EXERCISE DIRECTIONS>
Skip the pictures and repeat each line of the data exactly.

RECORDS>
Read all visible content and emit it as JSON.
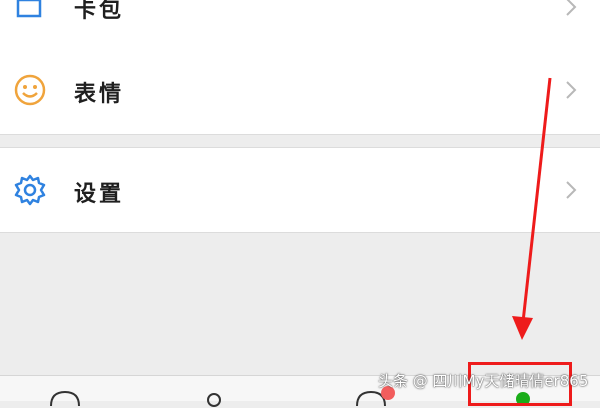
{
  "menu": {
    "items": [
      {
        "label": "卡包",
        "icon": "wallet-icon"
      },
      {
        "label": "表情",
        "icon": "smiley-icon"
      },
      {
        "label": "设置",
        "icon": "gear-icon"
      }
    ]
  },
  "tabbar": {
    "tabs": [
      {
        "icon": "chat-bubble-icon"
      },
      {
        "icon": "contacts-icon"
      },
      {
        "icon": "discover-compass-icon",
        "badge": true
      },
      {
        "icon": "me-icon",
        "active": true
      }
    ]
  },
  "watermark": "头条 @ 四川My天储晴倩er865",
  "colors": {
    "accent_blue": "#2f82e0",
    "emoji_orange": "#f0a43c",
    "annotation_red": "#ee1b1b",
    "active_green": "#1aad19",
    "badge_red": "#f25d5d"
  }
}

SOLUTION FOR THIS TASK>
Read all visible content and emit it as JSON.
{
  "menu": {
    "items": [
      {
        "label": "卡包",
        "icon": "wallet-icon"
      },
      {
        "label": "表情",
        "icon": "smiley-icon"
      },
      {
        "label": "设置",
        "icon": "gear-icon"
      }
    ]
  },
  "tabbar": {
    "tabs": [
      {
        "icon": "chat-bubble-icon"
      },
      {
        "icon": "contacts-icon"
      },
      {
        "icon": "discover-compass-icon",
        "badge": true
      },
      {
        "icon": "me-icon",
        "active": true
      }
    ]
  },
  "watermark": "头条 @ 四川My天储晴倩er865",
  "colors": {
    "accent_blue": "#2f82e0",
    "emoji_orange": "#f0a43c",
    "annotation_red": "#ee1b1b",
    "active_green": "#1aad19",
    "badge_red": "#f25d5d"
  }
}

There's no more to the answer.